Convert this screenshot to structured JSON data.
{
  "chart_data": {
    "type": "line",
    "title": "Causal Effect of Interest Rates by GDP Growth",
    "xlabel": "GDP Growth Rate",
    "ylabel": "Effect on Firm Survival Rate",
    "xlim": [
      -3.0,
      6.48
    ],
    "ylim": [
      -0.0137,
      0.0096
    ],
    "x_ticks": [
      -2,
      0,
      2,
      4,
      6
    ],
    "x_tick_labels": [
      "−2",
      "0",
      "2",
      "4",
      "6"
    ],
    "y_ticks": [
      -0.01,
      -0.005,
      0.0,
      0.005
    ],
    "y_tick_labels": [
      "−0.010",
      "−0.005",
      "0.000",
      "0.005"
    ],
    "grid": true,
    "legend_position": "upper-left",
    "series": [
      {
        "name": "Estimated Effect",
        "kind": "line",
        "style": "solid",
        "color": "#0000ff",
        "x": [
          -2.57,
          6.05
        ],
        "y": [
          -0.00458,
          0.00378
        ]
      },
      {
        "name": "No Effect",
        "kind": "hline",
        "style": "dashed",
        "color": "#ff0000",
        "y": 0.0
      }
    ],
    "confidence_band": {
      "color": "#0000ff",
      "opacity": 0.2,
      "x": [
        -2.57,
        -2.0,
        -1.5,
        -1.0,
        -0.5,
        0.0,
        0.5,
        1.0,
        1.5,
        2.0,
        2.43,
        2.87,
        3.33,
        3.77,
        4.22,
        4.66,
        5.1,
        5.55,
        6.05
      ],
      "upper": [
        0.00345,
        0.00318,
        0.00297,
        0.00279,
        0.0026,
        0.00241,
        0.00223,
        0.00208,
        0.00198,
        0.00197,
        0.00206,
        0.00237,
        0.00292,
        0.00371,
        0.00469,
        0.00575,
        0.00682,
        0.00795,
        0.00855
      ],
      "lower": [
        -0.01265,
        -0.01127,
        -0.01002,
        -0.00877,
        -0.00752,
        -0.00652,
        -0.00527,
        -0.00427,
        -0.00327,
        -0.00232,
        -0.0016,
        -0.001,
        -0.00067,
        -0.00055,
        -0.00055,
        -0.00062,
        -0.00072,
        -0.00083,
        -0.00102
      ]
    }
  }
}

Short exercise: Across the material above, count every line holding "Effect" and write down only the number.

Correct result: 4